_STATED GOAL_
All entries are to be quoted exactly; the images stay out of the copy.

* * * * * * *

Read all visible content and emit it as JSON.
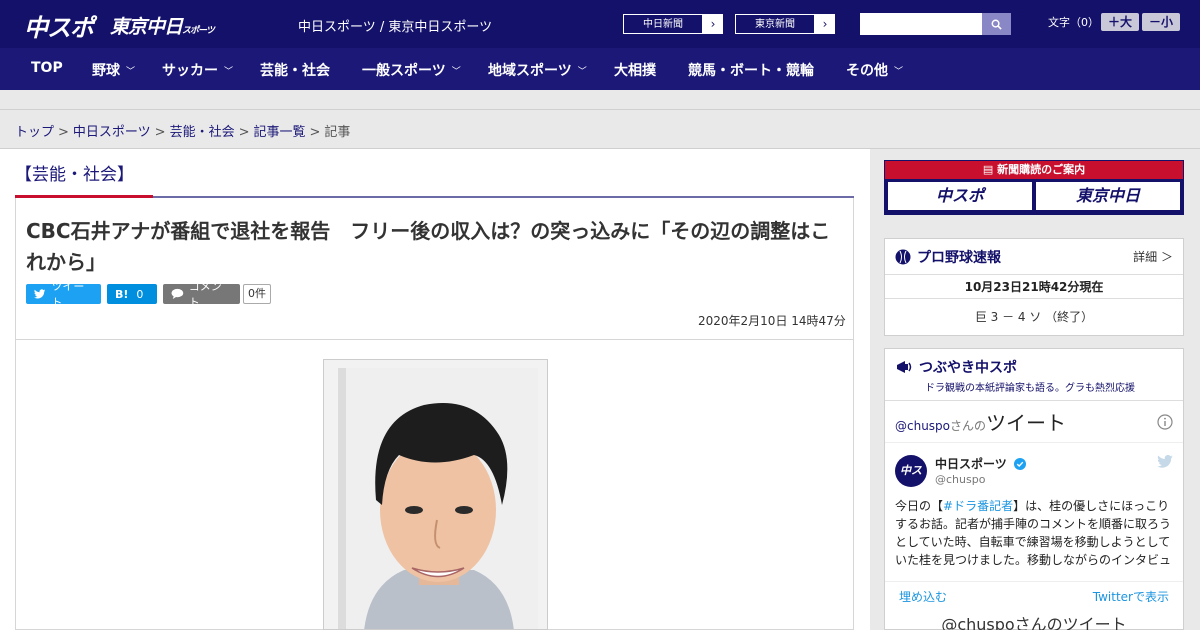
{
  "header": {
    "logo_main": "中スポ",
    "logo_tokyo": "東京中日",
    "logo_tokyo_small": "スポーツ",
    "site_title": "中日スポーツ / 東京中日スポーツ",
    "ext_links": [
      {
        "label": "中日新聞",
        "arrow": "›"
      },
      {
        "label": "東京新聞",
        "arrow": "›"
      }
    ],
    "search_placeholder": "",
    "font_label": "文字（0）",
    "font_up": "＋大",
    "font_down": "－小"
  },
  "nav": {
    "items": [
      {
        "label": "TOP",
        "has_menu": false
      },
      {
        "label": "野球",
        "has_menu": true
      },
      {
        "label": "サッカー",
        "has_menu": true
      },
      {
        "label": "芸能・社会",
        "has_menu": false
      },
      {
        "label": "一般スポーツ",
        "has_menu": true
      },
      {
        "label": "地域スポーツ",
        "has_menu": true
      },
      {
        "label": "大相撲",
        "has_menu": false
      },
      {
        "label": "競馬・ボート・競輪",
        "has_menu": false
      },
      {
        "label": "その他",
        "has_menu": true
      }
    ]
  },
  "breadcrumb": {
    "items": [
      "トップ",
      "中日スポーツ",
      "芸能・社会",
      "記事一覧"
    ],
    "current": "記事",
    "separator": ">"
  },
  "article": {
    "category": "【芸能・社会】",
    "title": "CBC石井アナが番組で退社を報告　フリー後の収入は？の突っ込みに「その辺の調整はこれから」",
    "tweet_label": "ツイート",
    "hatena_label": "B!",
    "hatena_count": "0",
    "comment_label": "コメント",
    "comment_count": "0件",
    "date": "2020年2月10日 14時47分"
  },
  "sidebar": {
    "ad": {
      "head": "新聞購読のご案内",
      "logo1": "中スポ",
      "logo2": "東京中日"
    },
    "baseball": {
      "title": "プロ野球速報",
      "more": "詳細 ＞",
      "date": "10月23日21時42分現在",
      "score": "巨 3 － 4 ソ （終了）"
    },
    "tweets": {
      "title": "つぶやき中スポ",
      "subtitle": "ドラ観戦の本紙評論家も語る。グラも熱烈応援",
      "handle_prefix": "@chuspo",
      "handle_suffix": "さんの",
      "handle_big": "ツイート",
      "avatar_text": "中スポ",
      "name": "中日スポーツ",
      "user": "@chuspo",
      "text_before": "今日の【",
      "hashtag": "#ドラ番記者",
      "text_after": "】は、桂の優しさにほっこりするお話。記者が捕手陣のコメントを順番に取ろうとしていた時、自転車で練習場を移動しようとしていた桂を見つけました。移動しながらのインタビュ",
      "embed": "埋め込む",
      "view_on": "Twitterで表示",
      "footer": "@chuspoさんのツイート"
    }
  }
}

* * * * * * *

_RESPONSE TO THE EXERCISE_
Read all visible content and emit it as JSON.
{
  "header": {
    "logo_main": "中スポ",
    "logo_tokyo": "東京中日",
    "logo_tokyo_small": "スポーツ",
    "site_title": "中日スポーツ / 東京中日スポーツ",
    "ext_links": [
      {
        "label": "中日新聞",
        "arrow": "›"
      },
      {
        "label": "東京新聞",
        "arrow": "›"
      }
    ],
    "search_placeholder": "",
    "font_label": "文字（0）",
    "font_up": "＋大",
    "font_down": "－小"
  },
  "nav": {
    "items": [
      {
        "label": "TOP",
        "has_menu": false
      },
      {
        "label": "野球",
        "has_menu": true
      },
      {
        "label": "サッカー",
        "has_menu": true
      },
      {
        "label": "芸能・社会",
        "has_menu": false
      },
      {
        "label": "一般スポーツ",
        "has_menu": true
      },
      {
        "label": "地域スポーツ",
        "has_menu": true
      },
      {
        "label": "大相撲",
        "has_menu": false
      },
      {
        "label": "競馬・ボート・競輪",
        "has_menu": false
      },
      {
        "label": "その他",
        "has_menu": true
      }
    ]
  },
  "breadcrumb": {
    "items": [
      "トップ",
      "中日スポーツ",
      "芸能・社会",
      "記事一覧"
    ],
    "current": "記事",
    "separator": ">"
  },
  "article": {
    "category": "【芸能・社会】",
    "title": "CBC石井アナが番組で退社を報告　フリー後の収入は？の突っ込みに「その辺の調整はこれから」",
    "tweet_label": "ツイート",
    "hatena_label": "B!",
    "hatena_count": "0",
    "comment_label": "コメント",
    "comment_count": "0件",
    "date": "2020年2月10日 14時47分"
  },
  "sidebar": {
    "ad": {
      "head": "新聞購読のご案内",
      "logo1": "中スポ",
      "logo2": "東京中日"
    },
    "baseball": {
      "title": "プロ野球速報",
      "more": "詳細 ＞",
      "date": "10月23日21時42分現在",
      "score": "巨 3 － 4 ソ （終了）"
    },
    "tweets": {
      "title": "つぶやき中スポ",
      "subtitle": "ドラ観戦の本紙評論家も語る。グラも熱烈応援",
      "handle_prefix": "@chuspo",
      "handle_suffix": "さんの",
      "handle_big": "ツイート",
      "avatar_text": "中スポ",
      "name": "中日スポーツ",
      "user": "@chuspo",
      "text_before": "今日の【",
      "hashtag": "#ドラ番記者",
      "text_after": "】は、桂の優しさにほっこりするお話。記者が捕手陣のコメントを順番に取ろうとしていた時、自転車で練習場を移動しようとしていた桂を見つけました。移動しながらのインタビュ",
      "embed": "埋め込む",
      "view_on": "Twitterで表示",
      "footer": "@chuspoさんのツイート"
    }
  }
}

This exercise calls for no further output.